■ **Problem**
Reproduce the data in its entirety, exactly as supplied.

■ **Record list**

==============================

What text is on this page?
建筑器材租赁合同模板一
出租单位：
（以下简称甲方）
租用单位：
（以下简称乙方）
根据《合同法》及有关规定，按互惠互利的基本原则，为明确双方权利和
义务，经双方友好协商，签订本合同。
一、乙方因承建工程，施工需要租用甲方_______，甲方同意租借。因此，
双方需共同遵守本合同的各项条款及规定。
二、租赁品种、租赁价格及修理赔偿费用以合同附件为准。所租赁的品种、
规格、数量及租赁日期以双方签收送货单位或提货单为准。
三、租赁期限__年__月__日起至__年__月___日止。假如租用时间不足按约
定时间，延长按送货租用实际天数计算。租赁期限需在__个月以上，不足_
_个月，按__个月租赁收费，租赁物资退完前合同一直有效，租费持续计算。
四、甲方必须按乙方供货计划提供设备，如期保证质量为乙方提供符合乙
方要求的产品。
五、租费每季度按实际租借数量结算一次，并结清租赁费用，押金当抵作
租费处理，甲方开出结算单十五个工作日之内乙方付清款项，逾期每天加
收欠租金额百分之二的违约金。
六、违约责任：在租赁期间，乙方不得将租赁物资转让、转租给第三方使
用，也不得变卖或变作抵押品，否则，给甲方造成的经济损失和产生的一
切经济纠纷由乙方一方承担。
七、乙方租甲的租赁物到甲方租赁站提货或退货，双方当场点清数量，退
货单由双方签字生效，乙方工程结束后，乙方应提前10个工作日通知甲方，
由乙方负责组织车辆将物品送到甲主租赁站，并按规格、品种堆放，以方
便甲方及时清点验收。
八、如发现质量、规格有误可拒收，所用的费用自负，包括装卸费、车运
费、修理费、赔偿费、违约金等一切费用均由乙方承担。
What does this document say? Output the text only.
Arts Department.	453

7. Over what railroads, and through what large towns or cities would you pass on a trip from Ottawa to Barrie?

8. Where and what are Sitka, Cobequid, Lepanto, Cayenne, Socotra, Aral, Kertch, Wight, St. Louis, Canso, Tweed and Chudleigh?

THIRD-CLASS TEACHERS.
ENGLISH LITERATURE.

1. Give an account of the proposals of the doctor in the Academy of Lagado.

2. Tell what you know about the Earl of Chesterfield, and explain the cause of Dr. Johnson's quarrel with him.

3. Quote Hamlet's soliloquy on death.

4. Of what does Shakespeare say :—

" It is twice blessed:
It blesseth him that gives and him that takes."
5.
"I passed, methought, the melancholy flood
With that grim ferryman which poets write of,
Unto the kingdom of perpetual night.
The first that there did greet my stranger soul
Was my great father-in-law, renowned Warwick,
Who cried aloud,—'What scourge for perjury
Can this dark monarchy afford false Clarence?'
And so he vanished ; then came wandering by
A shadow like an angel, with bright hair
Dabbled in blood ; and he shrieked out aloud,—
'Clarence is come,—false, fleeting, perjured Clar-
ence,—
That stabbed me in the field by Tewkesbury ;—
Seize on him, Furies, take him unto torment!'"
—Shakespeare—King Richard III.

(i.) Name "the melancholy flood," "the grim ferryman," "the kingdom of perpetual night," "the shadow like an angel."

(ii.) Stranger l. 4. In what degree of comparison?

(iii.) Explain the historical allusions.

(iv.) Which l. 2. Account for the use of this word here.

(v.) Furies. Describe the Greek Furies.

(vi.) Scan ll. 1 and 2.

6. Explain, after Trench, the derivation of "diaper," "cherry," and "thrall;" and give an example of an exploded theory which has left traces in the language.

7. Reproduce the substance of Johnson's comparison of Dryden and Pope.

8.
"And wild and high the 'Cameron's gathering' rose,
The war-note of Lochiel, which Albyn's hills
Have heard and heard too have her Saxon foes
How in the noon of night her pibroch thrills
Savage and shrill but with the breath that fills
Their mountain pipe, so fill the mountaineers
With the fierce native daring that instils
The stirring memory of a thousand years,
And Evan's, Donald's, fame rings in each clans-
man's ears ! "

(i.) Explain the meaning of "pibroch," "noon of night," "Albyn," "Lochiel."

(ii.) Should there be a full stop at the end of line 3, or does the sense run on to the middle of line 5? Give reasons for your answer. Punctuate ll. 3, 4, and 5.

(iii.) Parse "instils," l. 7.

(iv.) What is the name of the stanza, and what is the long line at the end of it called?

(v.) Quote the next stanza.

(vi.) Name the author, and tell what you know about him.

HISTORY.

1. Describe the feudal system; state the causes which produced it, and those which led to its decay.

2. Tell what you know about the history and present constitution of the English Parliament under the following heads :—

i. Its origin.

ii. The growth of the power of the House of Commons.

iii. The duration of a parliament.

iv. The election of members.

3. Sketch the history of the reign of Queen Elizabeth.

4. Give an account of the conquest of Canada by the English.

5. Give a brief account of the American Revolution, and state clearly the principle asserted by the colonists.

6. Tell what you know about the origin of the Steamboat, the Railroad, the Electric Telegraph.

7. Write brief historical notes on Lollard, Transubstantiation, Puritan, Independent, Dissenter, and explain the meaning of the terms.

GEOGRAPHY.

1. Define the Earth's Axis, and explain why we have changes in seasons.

==============================

■ **Result of this exercise**
What text is on this page?
建筑器材租赁合同模板一
出租单位：
（以下简称甲方）
租用单位：
（以下简称乙方）
根据《合同法》及有关规定，按互惠互利的基本原则，为明确双方权利和
义务，经双方友好协商，签订本合同。
一、乙方因承建工程，施工需要租用甲方_______，甲方同意租借。因此，
双方需共同遵守本合同的各项条款及规定。
二、租赁品种、租赁价格及修理赔偿费用以合同附件为准。所租赁的品种、
规格、数量及租赁日期以双方签收送货单位或提货单为准。
三、租赁期限__年__月__日起至__年__月___日止。假如租用时间不足按约
定时间，延长按送货租用实际天数计算。租赁期限需在__个月以上，不足_
_个月，按__个月租赁收费，租赁物资退完前合同一直有效，租费持续计算。
四、甲方必须按乙方供货计划提供设备，如期保证质量为乙方提供符合乙
方要求的产品。
五、租费每季度按实际租借数量结算一次，并结清租赁费用，押金当抵作
租费处理，甲方开出结算单十五个工作日之内乙方付清款项，逾期每天加
收欠租金额百分之二的违约金。
六、违约责任：在租赁期间，乙方不得将租赁物资转让、转租给第三方使
用，也不得变卖或变作抵押品，否则，给甲方造成的经济损失和产生的一
切经济纠纷由乙方一方承担。
七、乙方租甲的租赁物到甲方租赁站提货或退货，双方当场点清数量，退
货单由双方签字生效，乙方工程结束后，乙方应提前10个工作日通知甲方，
由乙方负责组织车辆将物品送到甲主租赁站，并按规格、品种堆放，以方
便甲方及时清点验收。
八、如发现质量、规格有误可拒收，所用的费用自负，包括装卸费、车运
费、修理费、赔偿费、违约金等一切费用均由乙方承担。
What does this document say? Output the text only.
Arts Department.	453

7. Over what railroads, and through what large towns or cities would you pass on a trip from Ottawa to Barrie?

8. Where and what are Sitka, Cobequid, Lepanto, Cayenne, Socotra, Aral, Kertch, Wight, St. Louis, Canso, Tweed and Chudleigh?

THIRD-CLASS TEACHERS.
ENGLISH LITERATURE.

1. Give an account of the proposals of the doctor in the Academy of Lagado.

2. Tell what you know about the Earl of Chesterfield, and explain the cause of Dr. Johnson's quarrel with him.

3. Quote Hamlet's soliloquy on death.

4. Of what does Shakespeare say :—

" It is twice blessed:
It blesseth him that gives and him that takes."
5.
"I passed, methought, the melancholy flood
With that grim ferryman which poets write of,
Unto the kingdom of perpetual night.
The first that there did greet my stranger soul
Was my great father-in-law, renowned Warwick,
Who cried aloud,—'What scourge for perjury
Can this dark monarchy afford false Clarence?'
And so he vanished ; then came wandering by
A shadow like an angel, with bright hair
Dabbled in blood ; and he shrieked out aloud,—
'Clarence is come,—false, fleeting, perjured Clar-
ence,—
That stabbed me in the field by Tewkesbury ;—
Seize on him, Furies, take him unto torment!'"
—Shakespeare—King Richard III.

(i.) Name "the melancholy flood," "the grim ferryman," "the kingdom of perpetual night," "the shadow like an angel."

(ii.) Stranger l. 4. In what degree of comparison?

(iii.) Explain the historical allusions.

(iv.) Which l. 2. Account for the use of this word here.

(v.) Furies. Describe the Greek Furies.

(vi.) Scan ll. 1 and 2.

6. Explain, after Trench, the derivation of "diaper," "cherry," and "thrall;" and give an example of an exploded theory which has left traces in the language.

7. Reproduce the substance of Johnson's comparison of Dryden and Pope.

8.
"And wild and high the 'Cameron's gathering' rose,
The war-note of Lochiel, which Albyn's hills
Have heard and heard too have her Saxon foes
How in the noon of night her pibroch thrills
Savage and shrill but with the breath that fills
Their mountain pipe, so fill the mountaineers
With the fierce native daring that instils
The stirring memory of a thousand years,
And Evan's, Donald's, fame rings in each clans-
man's ears ! "

(i.) Explain the meaning of "pibroch," "noon of night," "Albyn," "Lochiel."

(ii.) Should there be a full stop at the end of line 3, or does the sense run on to the middle of line 5? Give reasons for your answer. Punctuate ll. 3, 4, and 5.

(iii.) Parse "instils," l. 7.

(iv.) What is the name of the stanza, and what is the long line at the end of it called?

(v.) Quote the next stanza.

(vi.) Name the author, and tell what you know about him.

HISTORY.

1. Describe the feudal system; state the causes which produced it, and those which led to its decay.

2. Tell what you know about the history and present constitution of the English Parliament under the following heads :—

i. Its origin.

ii. The growth of the power of the House of Commons.

iii. The duration of a parliament.

iv. The election of members.

3. Sketch the history of the reign of Queen Elizabeth.

4. Give an account of the conquest of Canada by the English.

5. Give a brief account of the American Revolution, and state clearly the principle asserted by the colonists.

6. Tell what you know about the origin of the Steamboat, the Railroad, the Electric Telegraph.

7. Write brief historical notes on Lollard, Transubstantiation, Puritan, Independent, Dissenter, and explain the meaning of the terms.

GEOGRAPHY.

1. Define the Earth's Axis, and explain why we have changes in seasons.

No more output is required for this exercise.